## What the task requires
Among the lines below, list those containing the string "ارزش".
[START Source data]
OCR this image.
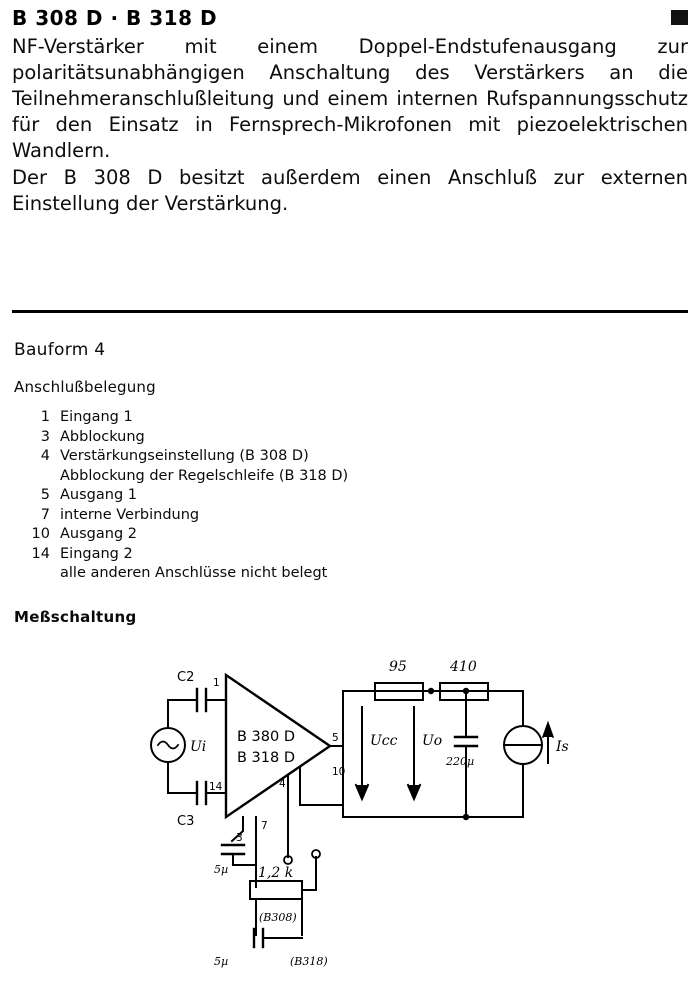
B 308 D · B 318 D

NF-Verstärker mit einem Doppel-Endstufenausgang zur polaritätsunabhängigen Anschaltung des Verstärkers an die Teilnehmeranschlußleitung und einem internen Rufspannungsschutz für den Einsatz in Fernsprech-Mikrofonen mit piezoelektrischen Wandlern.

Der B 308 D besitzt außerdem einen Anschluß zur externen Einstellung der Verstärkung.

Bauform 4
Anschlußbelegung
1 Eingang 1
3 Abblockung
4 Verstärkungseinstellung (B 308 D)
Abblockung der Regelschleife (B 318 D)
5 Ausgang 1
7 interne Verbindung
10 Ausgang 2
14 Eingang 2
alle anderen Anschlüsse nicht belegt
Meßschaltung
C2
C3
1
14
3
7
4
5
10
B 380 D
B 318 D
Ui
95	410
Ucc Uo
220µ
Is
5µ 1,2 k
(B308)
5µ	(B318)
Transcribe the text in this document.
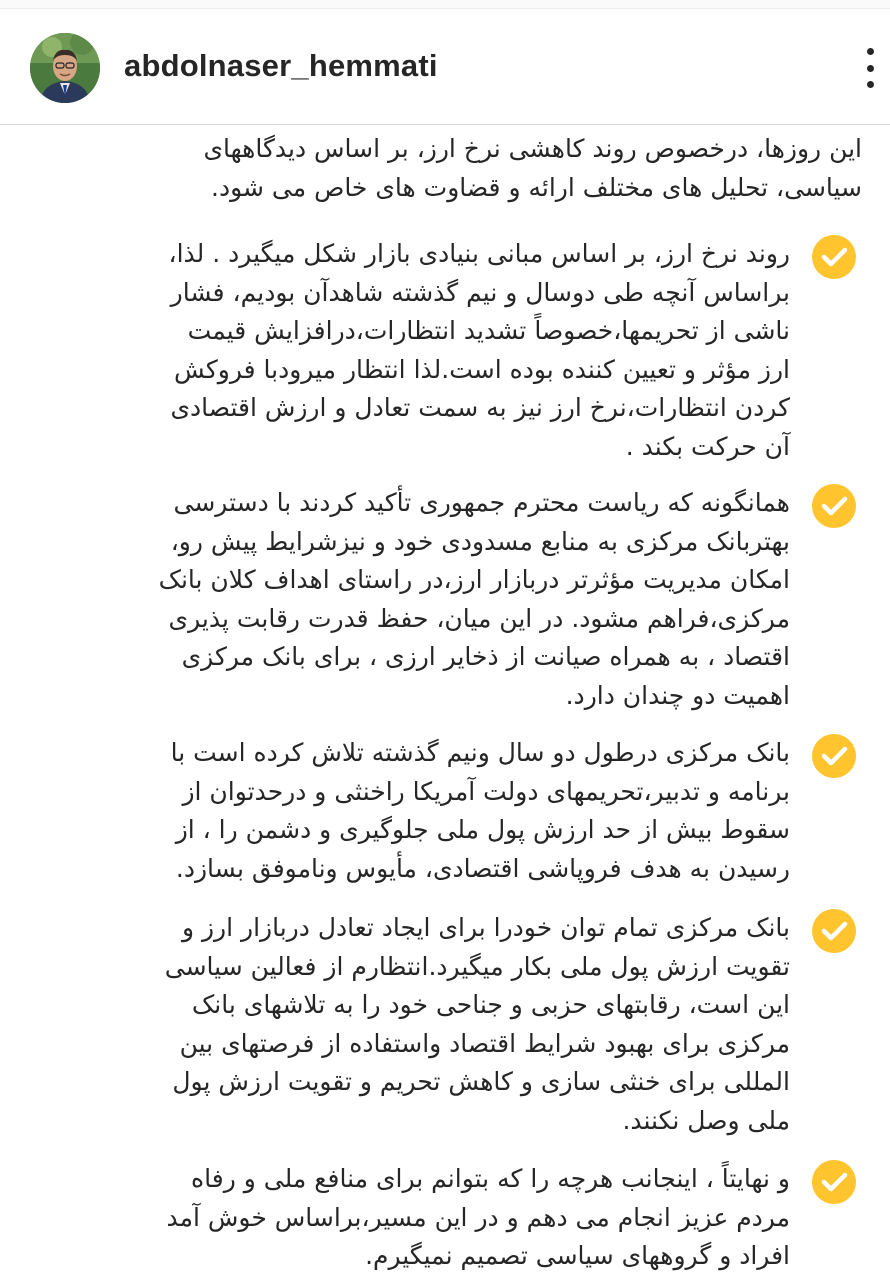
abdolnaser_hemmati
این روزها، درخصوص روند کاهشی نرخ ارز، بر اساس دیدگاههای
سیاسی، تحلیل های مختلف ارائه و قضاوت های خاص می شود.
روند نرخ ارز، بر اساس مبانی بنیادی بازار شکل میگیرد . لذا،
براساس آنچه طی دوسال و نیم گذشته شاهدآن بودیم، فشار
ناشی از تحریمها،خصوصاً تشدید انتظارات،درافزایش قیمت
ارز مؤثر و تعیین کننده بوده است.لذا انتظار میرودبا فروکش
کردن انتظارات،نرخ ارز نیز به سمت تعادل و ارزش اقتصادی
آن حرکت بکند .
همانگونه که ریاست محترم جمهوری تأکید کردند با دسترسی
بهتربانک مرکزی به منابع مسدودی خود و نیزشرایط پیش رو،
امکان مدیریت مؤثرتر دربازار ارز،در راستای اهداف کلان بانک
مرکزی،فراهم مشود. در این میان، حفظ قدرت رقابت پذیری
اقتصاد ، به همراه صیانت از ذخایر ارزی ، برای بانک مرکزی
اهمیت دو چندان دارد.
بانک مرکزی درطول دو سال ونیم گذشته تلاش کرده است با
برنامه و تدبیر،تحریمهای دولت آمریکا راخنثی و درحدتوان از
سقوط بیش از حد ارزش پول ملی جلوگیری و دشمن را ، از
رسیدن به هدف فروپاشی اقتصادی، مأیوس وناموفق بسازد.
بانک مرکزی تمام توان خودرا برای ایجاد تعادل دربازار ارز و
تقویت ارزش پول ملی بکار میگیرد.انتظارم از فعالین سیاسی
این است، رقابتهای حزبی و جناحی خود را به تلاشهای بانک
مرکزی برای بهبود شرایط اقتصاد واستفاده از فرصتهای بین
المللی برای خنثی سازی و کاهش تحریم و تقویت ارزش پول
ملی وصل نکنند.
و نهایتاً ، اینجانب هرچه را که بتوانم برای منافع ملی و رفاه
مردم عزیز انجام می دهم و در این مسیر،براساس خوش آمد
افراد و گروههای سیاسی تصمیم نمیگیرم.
[END Source data]
[START Source data]
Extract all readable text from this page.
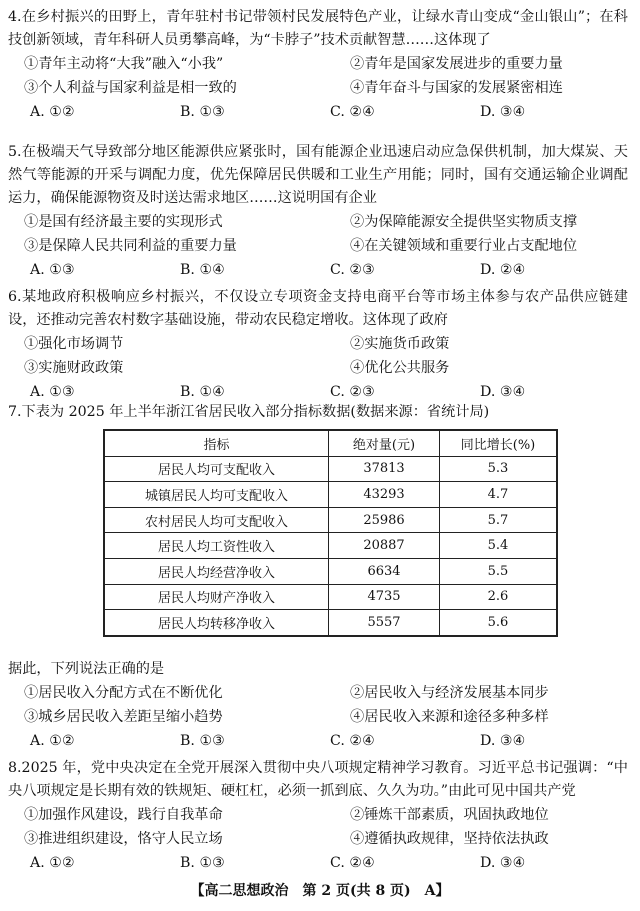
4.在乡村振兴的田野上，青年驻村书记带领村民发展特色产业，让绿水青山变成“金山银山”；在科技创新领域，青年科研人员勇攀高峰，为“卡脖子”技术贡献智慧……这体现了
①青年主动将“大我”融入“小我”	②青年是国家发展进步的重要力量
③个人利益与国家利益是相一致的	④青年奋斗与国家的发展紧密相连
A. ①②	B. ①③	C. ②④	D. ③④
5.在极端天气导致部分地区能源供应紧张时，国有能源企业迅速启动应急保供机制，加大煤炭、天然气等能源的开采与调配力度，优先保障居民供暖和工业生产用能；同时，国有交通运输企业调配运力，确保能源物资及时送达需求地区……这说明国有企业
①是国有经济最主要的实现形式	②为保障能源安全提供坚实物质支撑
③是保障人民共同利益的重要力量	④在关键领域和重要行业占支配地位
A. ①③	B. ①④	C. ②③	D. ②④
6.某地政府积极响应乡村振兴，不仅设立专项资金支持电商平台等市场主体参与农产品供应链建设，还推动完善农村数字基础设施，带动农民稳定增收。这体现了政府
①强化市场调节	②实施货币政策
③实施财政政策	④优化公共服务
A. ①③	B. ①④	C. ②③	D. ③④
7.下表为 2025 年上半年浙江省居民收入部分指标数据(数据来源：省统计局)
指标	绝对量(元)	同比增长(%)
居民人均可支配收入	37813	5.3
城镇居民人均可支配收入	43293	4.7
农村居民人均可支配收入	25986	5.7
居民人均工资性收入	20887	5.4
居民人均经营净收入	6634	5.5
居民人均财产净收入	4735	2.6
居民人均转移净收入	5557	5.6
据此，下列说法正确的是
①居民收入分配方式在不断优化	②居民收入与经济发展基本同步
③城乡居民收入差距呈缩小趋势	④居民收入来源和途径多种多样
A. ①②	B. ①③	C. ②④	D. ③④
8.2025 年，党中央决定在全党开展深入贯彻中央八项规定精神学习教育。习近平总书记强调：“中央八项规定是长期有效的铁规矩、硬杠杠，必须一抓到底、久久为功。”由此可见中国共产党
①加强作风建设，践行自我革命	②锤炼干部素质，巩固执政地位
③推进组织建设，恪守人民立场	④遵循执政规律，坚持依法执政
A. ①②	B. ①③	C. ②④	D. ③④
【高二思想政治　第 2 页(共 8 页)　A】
[END Source data]
[START Source data]
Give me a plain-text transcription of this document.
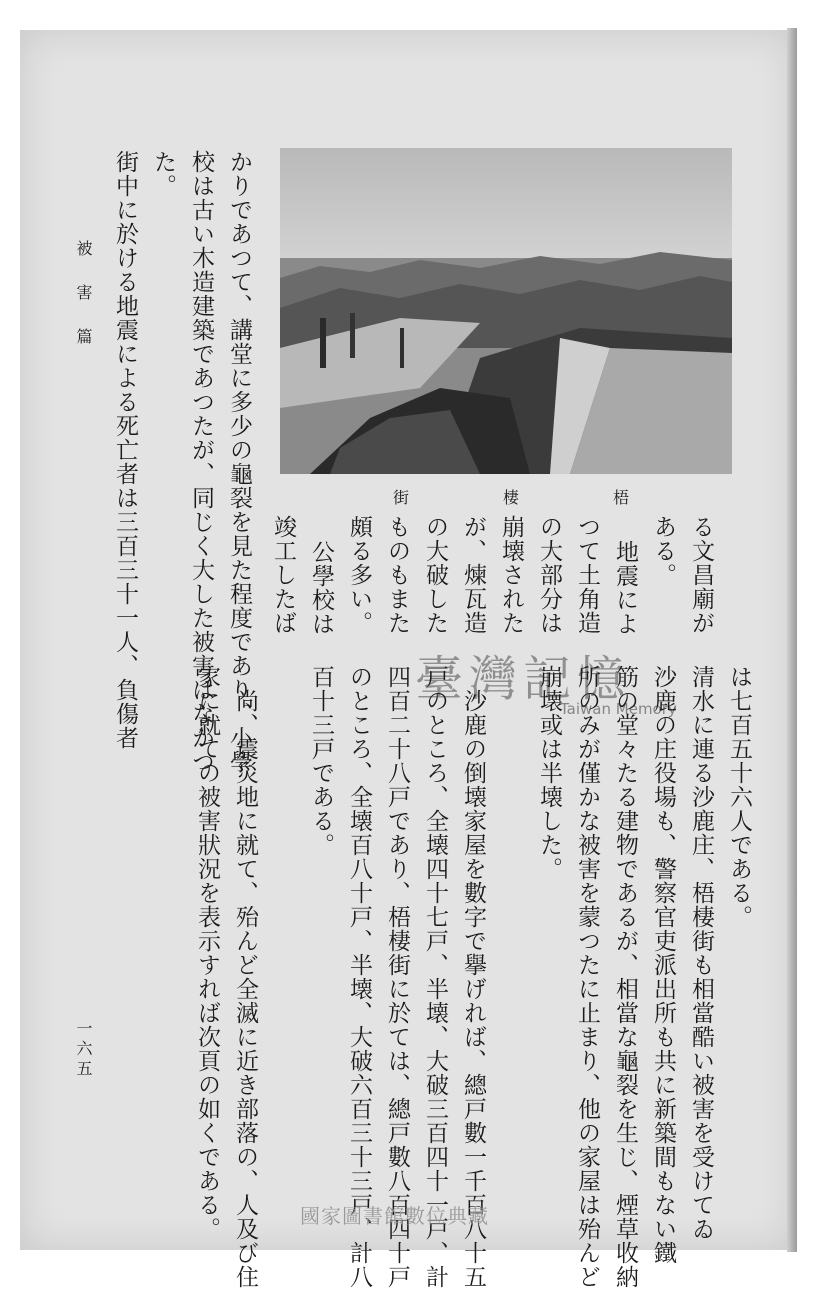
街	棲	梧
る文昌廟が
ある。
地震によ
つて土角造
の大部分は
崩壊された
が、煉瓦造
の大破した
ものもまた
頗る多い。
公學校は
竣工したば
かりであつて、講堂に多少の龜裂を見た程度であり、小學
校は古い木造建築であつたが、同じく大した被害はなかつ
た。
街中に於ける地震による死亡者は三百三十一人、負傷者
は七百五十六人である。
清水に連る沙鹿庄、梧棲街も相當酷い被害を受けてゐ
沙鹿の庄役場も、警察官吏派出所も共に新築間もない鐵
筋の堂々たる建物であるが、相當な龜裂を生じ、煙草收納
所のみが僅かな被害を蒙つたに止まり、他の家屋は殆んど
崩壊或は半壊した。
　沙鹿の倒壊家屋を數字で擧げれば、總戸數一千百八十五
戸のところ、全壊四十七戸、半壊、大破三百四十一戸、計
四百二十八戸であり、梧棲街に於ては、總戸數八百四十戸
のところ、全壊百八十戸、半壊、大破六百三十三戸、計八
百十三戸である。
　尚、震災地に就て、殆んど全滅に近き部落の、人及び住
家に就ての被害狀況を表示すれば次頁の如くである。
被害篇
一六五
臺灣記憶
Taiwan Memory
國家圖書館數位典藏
[END Source data]
## Reply
کردن انتظارات،نرخ ارز نیز به سمت تعادل و ارزش اقتصادی
سقوط بیش از حد ارزش پول ملی جلوگیری و دشمن را ، از
تقویت ارزش پول ملی بکار میگیرد.انتظارم از فعالین سیاسی
المللی برای خنثی سازی و کاهش تحریم و تقویت ارزش پول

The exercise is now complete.